Task instructions: Check each line of the records below and collect those holding "authorities".

Data in this exercise:
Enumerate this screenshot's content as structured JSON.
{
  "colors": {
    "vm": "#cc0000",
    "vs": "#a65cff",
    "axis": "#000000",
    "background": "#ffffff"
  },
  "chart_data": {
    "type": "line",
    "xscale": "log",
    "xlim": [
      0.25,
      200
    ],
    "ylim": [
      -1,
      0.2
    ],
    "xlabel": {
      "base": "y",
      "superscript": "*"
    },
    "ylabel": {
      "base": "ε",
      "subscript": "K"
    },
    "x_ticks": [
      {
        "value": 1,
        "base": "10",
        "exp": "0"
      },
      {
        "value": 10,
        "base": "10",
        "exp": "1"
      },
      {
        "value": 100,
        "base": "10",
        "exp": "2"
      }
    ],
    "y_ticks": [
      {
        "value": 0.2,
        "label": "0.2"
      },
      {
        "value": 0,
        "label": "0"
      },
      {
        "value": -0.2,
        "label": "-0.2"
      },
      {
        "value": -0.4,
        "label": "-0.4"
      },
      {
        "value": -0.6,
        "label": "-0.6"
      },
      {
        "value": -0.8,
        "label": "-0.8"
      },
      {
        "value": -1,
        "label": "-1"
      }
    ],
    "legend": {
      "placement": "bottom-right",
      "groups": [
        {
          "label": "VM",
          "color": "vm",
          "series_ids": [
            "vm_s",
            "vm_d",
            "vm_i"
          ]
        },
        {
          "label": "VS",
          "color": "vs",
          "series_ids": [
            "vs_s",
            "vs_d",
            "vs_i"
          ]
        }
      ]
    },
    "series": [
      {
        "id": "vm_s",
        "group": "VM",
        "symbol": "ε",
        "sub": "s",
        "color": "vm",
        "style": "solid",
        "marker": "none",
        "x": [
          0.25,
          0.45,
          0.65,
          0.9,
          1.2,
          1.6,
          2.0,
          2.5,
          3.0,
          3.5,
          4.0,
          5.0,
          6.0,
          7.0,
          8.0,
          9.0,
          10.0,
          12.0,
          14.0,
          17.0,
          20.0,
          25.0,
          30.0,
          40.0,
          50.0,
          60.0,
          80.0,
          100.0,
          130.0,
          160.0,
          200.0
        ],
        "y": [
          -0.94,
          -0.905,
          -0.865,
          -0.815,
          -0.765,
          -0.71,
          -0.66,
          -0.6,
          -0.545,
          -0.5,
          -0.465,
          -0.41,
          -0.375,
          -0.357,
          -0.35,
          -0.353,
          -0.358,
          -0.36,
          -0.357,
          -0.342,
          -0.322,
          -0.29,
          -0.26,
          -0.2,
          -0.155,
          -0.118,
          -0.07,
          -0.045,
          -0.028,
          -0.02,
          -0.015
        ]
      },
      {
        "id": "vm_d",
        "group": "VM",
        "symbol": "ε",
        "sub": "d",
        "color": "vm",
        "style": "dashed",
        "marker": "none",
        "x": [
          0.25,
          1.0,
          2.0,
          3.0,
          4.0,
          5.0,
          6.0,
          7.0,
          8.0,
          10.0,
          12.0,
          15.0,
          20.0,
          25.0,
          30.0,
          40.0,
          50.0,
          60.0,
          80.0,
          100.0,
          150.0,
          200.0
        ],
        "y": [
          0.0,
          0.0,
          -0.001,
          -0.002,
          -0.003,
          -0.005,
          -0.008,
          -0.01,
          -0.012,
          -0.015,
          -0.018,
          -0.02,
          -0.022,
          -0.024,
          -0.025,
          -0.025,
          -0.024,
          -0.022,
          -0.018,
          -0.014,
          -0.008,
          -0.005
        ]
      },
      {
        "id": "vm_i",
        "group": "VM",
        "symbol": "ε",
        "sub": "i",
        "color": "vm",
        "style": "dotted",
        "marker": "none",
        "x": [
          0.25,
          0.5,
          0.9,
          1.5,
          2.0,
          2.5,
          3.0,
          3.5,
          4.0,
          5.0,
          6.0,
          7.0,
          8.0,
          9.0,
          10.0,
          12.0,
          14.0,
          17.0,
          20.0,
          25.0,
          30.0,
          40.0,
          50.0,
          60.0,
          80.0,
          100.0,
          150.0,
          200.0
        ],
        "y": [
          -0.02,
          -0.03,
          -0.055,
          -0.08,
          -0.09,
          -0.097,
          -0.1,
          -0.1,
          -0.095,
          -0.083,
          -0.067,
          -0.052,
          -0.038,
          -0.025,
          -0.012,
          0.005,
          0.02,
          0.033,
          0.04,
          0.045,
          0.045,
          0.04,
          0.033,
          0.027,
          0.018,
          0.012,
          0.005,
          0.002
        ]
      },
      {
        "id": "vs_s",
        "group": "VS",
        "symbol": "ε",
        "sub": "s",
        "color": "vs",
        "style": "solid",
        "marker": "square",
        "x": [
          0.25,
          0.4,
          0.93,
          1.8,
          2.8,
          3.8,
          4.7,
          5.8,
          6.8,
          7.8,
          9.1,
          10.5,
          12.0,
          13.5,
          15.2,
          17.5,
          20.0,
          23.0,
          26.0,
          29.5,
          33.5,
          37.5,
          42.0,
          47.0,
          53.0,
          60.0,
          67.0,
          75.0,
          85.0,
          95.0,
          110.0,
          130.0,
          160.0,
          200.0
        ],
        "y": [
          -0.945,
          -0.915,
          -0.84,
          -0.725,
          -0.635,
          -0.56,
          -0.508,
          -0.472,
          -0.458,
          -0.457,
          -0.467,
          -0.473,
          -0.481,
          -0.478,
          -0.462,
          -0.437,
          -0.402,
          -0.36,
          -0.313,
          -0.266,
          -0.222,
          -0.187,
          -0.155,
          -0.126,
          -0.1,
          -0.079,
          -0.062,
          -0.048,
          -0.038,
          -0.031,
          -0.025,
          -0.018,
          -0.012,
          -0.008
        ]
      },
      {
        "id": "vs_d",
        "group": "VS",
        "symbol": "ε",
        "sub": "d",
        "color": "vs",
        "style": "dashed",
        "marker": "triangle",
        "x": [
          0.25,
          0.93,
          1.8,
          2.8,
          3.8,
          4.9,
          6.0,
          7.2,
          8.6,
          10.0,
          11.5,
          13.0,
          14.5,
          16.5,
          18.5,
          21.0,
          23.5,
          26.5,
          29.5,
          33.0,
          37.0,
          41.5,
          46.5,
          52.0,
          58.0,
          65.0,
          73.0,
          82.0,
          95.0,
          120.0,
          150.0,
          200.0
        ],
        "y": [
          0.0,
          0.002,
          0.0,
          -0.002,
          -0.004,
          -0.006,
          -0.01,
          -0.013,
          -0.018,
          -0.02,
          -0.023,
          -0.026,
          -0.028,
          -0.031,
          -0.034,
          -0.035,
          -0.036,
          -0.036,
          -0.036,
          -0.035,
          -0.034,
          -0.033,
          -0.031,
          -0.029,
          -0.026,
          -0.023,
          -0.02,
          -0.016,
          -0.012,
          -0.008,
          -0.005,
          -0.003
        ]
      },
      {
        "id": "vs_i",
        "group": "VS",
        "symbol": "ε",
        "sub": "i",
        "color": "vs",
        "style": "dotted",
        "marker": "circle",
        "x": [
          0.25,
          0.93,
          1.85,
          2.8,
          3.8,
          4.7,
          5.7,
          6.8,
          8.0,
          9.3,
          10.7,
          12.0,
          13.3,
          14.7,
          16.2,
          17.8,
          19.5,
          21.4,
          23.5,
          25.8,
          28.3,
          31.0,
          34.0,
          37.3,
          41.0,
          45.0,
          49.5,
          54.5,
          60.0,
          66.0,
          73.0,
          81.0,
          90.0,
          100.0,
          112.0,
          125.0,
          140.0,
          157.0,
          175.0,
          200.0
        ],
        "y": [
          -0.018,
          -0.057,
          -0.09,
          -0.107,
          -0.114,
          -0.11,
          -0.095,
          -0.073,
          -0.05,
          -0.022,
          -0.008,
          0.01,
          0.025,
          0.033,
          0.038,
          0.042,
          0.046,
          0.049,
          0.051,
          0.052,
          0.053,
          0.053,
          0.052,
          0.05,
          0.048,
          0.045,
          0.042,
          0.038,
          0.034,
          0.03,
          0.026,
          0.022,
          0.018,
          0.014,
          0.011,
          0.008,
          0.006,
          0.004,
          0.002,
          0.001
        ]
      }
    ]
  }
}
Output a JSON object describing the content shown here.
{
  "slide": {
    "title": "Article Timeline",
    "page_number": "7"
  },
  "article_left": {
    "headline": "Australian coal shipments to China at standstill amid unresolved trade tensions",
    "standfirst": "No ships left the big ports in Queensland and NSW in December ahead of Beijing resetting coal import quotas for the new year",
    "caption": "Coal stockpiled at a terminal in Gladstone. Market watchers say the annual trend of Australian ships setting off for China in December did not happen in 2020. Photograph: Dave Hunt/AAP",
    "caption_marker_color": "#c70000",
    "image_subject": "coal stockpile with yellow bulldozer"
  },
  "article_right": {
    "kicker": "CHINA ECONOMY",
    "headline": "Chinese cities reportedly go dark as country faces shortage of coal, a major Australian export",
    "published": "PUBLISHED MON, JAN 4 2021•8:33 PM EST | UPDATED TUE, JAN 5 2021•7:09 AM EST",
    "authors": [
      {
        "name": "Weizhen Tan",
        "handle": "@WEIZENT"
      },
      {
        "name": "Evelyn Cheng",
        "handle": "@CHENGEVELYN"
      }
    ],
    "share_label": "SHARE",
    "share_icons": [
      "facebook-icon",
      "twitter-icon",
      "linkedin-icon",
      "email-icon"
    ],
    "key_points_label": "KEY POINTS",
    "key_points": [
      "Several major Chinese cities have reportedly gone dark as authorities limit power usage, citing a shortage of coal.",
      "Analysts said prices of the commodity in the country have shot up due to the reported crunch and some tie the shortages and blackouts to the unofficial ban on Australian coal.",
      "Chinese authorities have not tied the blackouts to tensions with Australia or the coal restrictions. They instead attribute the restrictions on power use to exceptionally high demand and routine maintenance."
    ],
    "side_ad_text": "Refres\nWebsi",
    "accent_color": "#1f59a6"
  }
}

Output for this task:
      "Several major Chinese cities have reportedly gone dark as authorities limit power usage, citing a shortage of coal.",
      "Chinese authorities have not tied the blackouts to tensions with Australia or the coal restrictions. They instead attribute the restrictions on power use to exceptionally high demand and routine maintenance."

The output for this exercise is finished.